### INPUT MATERIAL

■ ■ ■

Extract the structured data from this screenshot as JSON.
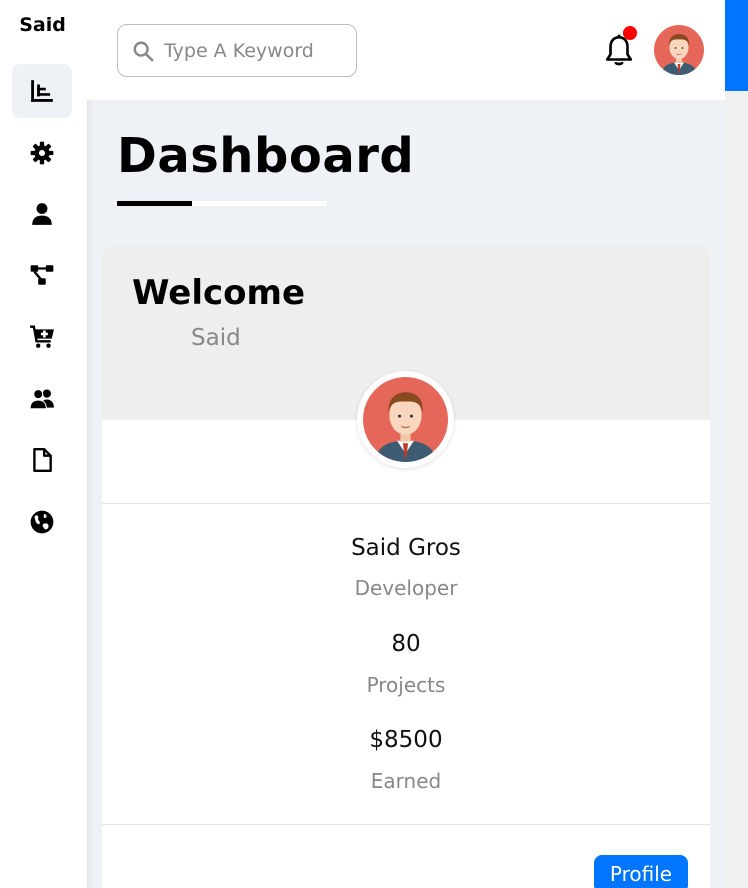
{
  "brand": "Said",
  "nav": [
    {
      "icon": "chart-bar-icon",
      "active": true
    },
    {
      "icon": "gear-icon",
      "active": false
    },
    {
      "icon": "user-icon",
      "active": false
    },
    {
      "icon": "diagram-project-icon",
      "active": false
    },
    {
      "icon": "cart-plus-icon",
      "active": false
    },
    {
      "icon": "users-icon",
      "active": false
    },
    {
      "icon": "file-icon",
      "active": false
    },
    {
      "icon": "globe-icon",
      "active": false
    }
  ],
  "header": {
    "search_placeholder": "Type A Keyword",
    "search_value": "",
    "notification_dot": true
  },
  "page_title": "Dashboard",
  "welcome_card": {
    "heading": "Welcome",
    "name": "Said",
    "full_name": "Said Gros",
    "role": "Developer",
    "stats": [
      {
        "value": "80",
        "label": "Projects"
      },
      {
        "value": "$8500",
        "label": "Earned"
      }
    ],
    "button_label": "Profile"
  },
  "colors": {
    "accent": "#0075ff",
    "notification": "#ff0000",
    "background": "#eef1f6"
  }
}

■ ■ ■

### EXERCISE
Output all of the data exactly as it stands, minus any images.

### SOLUTION TO THIS PROBLEM
Extract the structured data from this screenshot as JSON.
{
  "brand": "Said",
  "nav": [
    {
      "icon": "chart-bar-icon",
      "active": true
    },
    {
      "icon": "gear-icon",
      "active": false
    },
    {
      "icon": "user-icon",
      "active": false
    },
    {
      "icon": "diagram-project-icon",
      "active": false
    },
    {
      "icon": "cart-plus-icon",
      "active": false
    },
    {
      "icon": "users-icon",
      "active": false
    },
    {
      "icon": "file-icon",
      "active": false
    },
    {
      "icon": "globe-icon",
      "active": false
    }
  ],
  "header": {
    "search_placeholder": "Type A Keyword",
    "search_value": "",
    "notification_dot": true
  },
  "page_title": "Dashboard",
  "welcome_card": {
    "heading": "Welcome",
    "name": "Said",
    "full_name": "Said Gros",
    "role": "Developer",
    "stats": [
      {
        "value": "80",
        "label": "Projects"
      },
      {
        "value": "$8500",
        "label": "Earned"
      }
    ],
    "button_label": "Profile"
  },
  "colors": {
    "accent": "#0075ff",
    "notification": "#ff0000",
    "background": "#eef1f6"
  }
}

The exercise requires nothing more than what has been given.